**SOURCE DATA**
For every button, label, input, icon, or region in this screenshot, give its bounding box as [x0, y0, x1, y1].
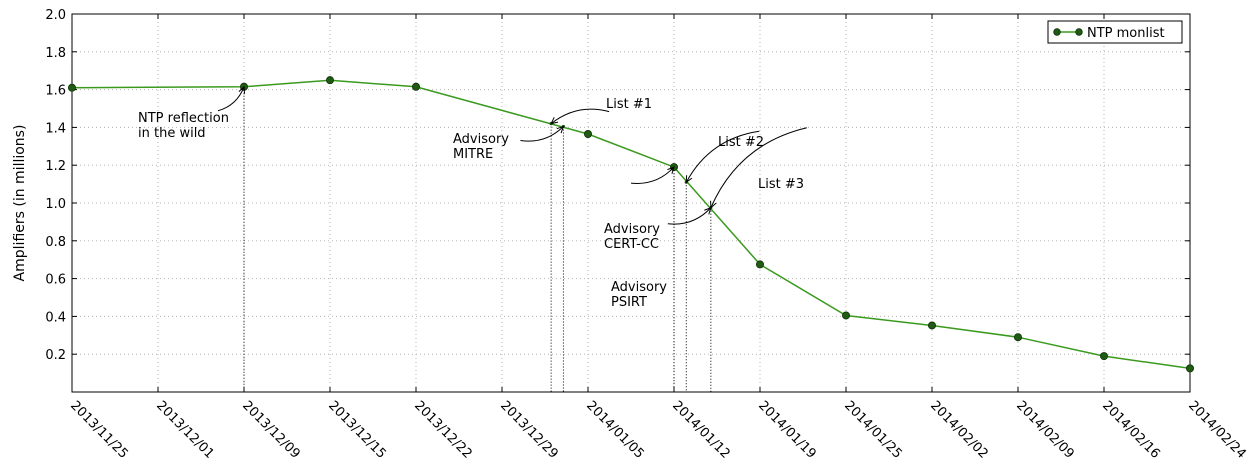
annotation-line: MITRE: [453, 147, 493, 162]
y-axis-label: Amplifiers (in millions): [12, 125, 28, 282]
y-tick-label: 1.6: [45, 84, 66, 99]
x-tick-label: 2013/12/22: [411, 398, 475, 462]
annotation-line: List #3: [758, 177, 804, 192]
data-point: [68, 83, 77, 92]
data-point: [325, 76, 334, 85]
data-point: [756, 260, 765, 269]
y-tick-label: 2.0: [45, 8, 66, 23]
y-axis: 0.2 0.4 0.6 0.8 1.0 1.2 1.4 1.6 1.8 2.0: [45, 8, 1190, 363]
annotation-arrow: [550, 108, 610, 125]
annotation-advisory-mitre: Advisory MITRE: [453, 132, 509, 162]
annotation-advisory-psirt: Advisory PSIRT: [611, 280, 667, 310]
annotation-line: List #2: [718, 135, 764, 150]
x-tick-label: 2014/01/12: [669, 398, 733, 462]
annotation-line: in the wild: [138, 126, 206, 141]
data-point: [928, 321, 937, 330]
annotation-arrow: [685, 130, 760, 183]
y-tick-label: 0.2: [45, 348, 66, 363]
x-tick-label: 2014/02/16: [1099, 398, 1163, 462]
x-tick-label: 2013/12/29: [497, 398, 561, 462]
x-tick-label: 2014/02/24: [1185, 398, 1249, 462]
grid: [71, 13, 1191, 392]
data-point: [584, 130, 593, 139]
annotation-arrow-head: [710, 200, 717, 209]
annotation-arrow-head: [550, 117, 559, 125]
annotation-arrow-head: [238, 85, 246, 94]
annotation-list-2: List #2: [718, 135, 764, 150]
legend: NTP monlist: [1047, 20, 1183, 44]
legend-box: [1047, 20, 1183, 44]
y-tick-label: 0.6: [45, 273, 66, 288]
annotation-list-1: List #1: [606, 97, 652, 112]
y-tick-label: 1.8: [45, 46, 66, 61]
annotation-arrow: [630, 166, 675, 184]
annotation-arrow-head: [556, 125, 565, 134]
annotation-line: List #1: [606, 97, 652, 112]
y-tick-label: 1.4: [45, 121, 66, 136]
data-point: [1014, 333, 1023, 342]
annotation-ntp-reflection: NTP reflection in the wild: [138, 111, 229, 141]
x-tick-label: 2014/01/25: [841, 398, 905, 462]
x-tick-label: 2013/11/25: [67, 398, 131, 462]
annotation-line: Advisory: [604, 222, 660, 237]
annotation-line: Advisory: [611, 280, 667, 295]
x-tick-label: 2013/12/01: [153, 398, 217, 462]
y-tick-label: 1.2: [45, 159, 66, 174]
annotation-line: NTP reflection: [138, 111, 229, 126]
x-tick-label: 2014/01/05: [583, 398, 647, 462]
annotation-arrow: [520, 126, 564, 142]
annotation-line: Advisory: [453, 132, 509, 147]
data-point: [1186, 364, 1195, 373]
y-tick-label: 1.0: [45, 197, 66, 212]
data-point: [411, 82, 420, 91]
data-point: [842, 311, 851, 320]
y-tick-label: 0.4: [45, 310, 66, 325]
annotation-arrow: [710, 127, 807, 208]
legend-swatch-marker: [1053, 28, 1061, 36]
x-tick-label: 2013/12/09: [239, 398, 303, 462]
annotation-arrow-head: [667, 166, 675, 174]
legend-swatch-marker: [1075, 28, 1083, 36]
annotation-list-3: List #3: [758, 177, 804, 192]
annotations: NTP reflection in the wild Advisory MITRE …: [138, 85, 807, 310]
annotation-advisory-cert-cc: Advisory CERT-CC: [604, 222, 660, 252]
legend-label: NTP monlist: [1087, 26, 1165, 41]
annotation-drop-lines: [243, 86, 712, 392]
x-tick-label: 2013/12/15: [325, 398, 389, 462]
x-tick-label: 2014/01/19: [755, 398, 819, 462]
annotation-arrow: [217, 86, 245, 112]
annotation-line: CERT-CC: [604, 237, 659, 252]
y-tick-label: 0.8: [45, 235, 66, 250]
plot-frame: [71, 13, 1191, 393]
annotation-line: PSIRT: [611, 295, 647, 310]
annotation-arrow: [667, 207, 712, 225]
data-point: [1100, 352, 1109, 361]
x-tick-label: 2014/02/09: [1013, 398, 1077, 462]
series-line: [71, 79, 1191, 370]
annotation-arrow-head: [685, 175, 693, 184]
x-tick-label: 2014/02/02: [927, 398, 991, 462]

...

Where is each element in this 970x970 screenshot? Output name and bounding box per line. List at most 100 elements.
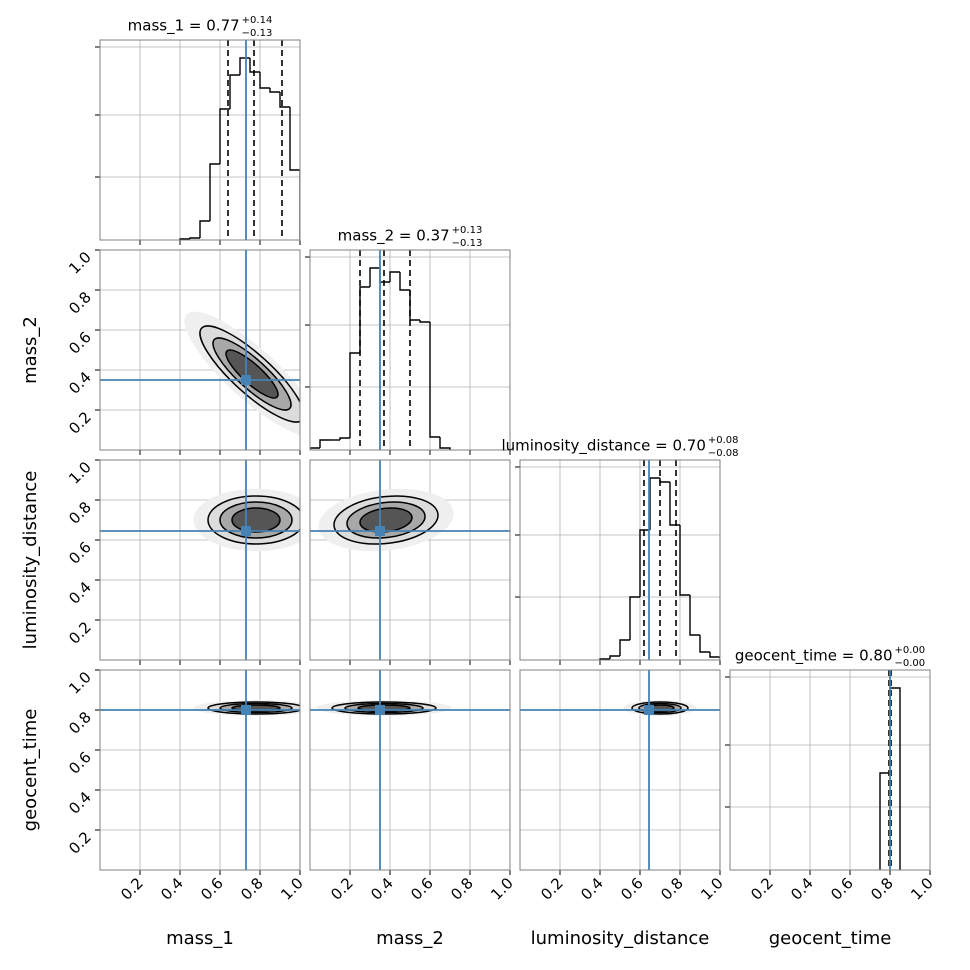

--

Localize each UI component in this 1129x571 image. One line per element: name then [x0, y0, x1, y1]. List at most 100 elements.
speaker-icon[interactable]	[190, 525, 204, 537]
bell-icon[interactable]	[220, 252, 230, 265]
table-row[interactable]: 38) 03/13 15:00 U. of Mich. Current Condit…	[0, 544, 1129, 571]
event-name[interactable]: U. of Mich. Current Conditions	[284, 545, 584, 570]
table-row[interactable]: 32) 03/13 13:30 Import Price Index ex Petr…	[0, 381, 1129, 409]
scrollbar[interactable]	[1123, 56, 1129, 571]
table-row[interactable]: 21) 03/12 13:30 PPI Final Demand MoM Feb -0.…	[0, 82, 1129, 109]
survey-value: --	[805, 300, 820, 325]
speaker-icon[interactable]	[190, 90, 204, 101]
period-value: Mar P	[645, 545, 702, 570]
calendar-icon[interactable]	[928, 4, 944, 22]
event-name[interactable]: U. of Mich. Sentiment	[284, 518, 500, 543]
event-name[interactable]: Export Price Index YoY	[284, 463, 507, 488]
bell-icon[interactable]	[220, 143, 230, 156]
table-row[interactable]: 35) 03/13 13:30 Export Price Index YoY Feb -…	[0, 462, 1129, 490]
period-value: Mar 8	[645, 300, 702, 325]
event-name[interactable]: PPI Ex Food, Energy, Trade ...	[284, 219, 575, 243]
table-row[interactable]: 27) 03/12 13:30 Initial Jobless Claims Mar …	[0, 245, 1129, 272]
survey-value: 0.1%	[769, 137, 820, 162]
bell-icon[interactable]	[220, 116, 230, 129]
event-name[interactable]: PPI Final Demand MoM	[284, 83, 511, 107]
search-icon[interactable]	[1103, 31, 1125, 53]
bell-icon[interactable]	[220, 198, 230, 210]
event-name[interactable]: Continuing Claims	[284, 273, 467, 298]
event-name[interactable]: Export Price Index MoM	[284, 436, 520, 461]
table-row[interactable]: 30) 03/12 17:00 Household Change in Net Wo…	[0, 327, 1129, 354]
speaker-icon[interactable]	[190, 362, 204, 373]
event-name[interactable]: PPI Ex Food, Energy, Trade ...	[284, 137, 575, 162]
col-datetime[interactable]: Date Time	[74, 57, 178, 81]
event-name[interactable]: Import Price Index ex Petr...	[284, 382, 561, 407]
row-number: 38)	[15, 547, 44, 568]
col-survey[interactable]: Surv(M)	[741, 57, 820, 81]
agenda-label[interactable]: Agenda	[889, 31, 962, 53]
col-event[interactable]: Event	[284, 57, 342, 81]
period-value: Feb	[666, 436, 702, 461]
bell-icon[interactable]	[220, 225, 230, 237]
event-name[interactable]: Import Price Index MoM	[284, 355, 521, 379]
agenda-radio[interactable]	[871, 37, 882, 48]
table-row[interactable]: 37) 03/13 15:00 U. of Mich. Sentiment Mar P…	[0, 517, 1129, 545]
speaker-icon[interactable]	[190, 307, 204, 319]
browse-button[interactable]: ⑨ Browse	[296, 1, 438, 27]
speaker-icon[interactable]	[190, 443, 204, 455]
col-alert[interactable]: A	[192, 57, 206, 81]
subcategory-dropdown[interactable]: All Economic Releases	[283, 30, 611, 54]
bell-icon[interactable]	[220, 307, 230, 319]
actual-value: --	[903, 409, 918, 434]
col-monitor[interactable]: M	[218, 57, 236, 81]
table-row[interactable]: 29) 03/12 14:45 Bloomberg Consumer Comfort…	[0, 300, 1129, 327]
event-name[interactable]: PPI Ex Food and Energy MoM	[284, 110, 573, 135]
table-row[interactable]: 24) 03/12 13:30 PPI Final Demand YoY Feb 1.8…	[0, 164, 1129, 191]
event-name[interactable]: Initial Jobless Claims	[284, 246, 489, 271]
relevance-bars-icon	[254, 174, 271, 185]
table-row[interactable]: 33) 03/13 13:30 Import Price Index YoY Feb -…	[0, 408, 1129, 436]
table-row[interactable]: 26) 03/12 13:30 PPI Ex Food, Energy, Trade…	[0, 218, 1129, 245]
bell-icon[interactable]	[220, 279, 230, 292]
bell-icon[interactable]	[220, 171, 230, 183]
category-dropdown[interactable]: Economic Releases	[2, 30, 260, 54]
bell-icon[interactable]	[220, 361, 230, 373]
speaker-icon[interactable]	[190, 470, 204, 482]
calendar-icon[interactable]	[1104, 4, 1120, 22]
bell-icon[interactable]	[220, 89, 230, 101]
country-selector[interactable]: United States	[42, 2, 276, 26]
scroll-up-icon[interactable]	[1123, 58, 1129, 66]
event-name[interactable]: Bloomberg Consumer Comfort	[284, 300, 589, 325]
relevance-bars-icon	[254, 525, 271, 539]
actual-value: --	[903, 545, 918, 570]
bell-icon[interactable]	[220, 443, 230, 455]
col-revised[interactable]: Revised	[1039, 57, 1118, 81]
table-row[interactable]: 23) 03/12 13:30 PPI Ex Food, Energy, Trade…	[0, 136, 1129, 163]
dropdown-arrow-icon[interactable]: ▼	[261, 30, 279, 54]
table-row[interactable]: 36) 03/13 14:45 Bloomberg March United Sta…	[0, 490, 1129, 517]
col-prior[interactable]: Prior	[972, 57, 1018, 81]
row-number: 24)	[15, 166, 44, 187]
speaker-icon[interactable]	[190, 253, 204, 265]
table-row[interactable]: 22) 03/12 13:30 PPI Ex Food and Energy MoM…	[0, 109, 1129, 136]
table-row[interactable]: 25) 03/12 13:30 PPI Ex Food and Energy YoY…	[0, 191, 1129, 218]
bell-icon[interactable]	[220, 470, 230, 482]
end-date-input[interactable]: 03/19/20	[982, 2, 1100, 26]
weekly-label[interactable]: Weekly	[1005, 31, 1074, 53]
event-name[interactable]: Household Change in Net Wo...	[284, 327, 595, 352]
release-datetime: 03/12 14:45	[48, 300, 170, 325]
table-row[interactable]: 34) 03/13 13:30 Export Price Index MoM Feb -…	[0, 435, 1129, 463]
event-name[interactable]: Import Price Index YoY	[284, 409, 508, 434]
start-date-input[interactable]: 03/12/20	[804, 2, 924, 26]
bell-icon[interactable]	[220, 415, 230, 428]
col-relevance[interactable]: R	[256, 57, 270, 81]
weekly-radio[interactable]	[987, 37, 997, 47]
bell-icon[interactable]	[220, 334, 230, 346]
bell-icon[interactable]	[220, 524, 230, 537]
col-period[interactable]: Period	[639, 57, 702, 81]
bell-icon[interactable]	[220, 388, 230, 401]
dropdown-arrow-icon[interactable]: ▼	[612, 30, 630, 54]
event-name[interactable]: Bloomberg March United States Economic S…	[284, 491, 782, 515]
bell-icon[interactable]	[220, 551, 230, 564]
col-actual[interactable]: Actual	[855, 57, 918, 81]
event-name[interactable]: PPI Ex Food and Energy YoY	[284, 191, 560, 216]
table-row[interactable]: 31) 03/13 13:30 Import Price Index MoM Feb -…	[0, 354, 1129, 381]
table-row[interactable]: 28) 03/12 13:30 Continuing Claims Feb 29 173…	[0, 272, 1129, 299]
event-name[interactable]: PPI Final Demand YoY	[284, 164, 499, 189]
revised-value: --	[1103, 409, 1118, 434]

**DIRECTION**
Write out again, word for word, the entries from the line containing "For every button, label, input, icon, or" through the line containing "y-tick-label: 1.2: [45, 159, 66, 174]", leaving out the picture.

**PROBLEM SOLUTION**
For every button, label, input, icon, or region in this screenshot, give its bounding box as [x0, y0, x1, y1].
annotation-line: MITRE: [453, 147, 493, 162]
y-axis-label: Amplifiers (in millions): [12, 125, 28, 282]
y-tick-label: 1.6: [45, 84, 66, 99]
x-tick-label: 2013/12/22: [411, 398, 475, 462]
annotation-line: List #3: [758, 177, 804, 192]
data-point: [68, 83, 77, 92]
data-point: [325, 76, 334, 85]
data-point: [756, 260, 765, 269]
y-tick-label: 2.0: [45, 8, 66, 23]
y-axis: 0.2 0.4 0.6 0.8 1.0 1.2 1.4 1.6 1.8 2.0: [45, 8, 1190, 363]
annotation-arrow: [550, 108, 610, 125]
annotation-advisory-mitre: Advisory MITRE: [453, 132, 509, 162]
annotation-advisory-psirt: Advisory PSIRT: [611, 280, 667, 310]
annotation-line: List #2: [718, 135, 764, 150]
x-tick-label: 2014/01/12: [669, 398, 733, 462]
annotation-line: in the wild: [138, 126, 206, 141]
data-point: [928, 321, 937, 330]
annotation-arrow: [685, 130, 760, 183]
y-tick-label: 0.2: [45, 348, 66, 363]
x-tick-label: 2014/02/16: [1099, 398, 1163, 462]
x-tick-label: 2013/12/29: [497, 398, 561, 462]
x-tick-label: 2014/02/24: [1185, 398, 1249, 462]
grid: [71, 13, 1191, 392]
data-point: [584, 130, 593, 139]
annotation-arrow-head: [710, 200, 717, 209]
annotation-arrow-head: [550, 117, 559, 125]
annotation-arrow-head: [238, 85, 246, 94]
annotation-list-2: List #2: [718, 135, 764, 150]
legend: NTP monlist: [1047, 20, 1183, 44]
legend-box: [1047, 20, 1183, 44]
y-tick-label: 0.6: [45, 273, 66, 288]
annotation-list-1: List #1: [606, 97, 652, 112]
y-tick-label: 1.8: [45, 46, 66, 61]
annotation-arrow: [630, 166, 675, 184]
annotation-arrow-head: [556, 125, 565, 134]
annotation-line: List #1: [606, 97, 652, 112]
y-tick-label: 1.4: [45, 121, 66, 136]
data-point: [1014, 333, 1023, 342]
annotation-ntp-reflection: NTP reflection in the wild: [138, 111, 229, 141]
x-tick-label: 2014/01/25: [841, 398, 905, 462]
x-tick-label: 2013/11/25: [67, 398, 131, 462]
annotation-line: Advisory: [604, 222, 660, 237]
annotation-line: Advisory: [611, 280, 667, 295]
x-tick-label: 2013/12/01: [153, 398, 217, 462]
y-tick-label: 1.2: [45, 159, 66, 174]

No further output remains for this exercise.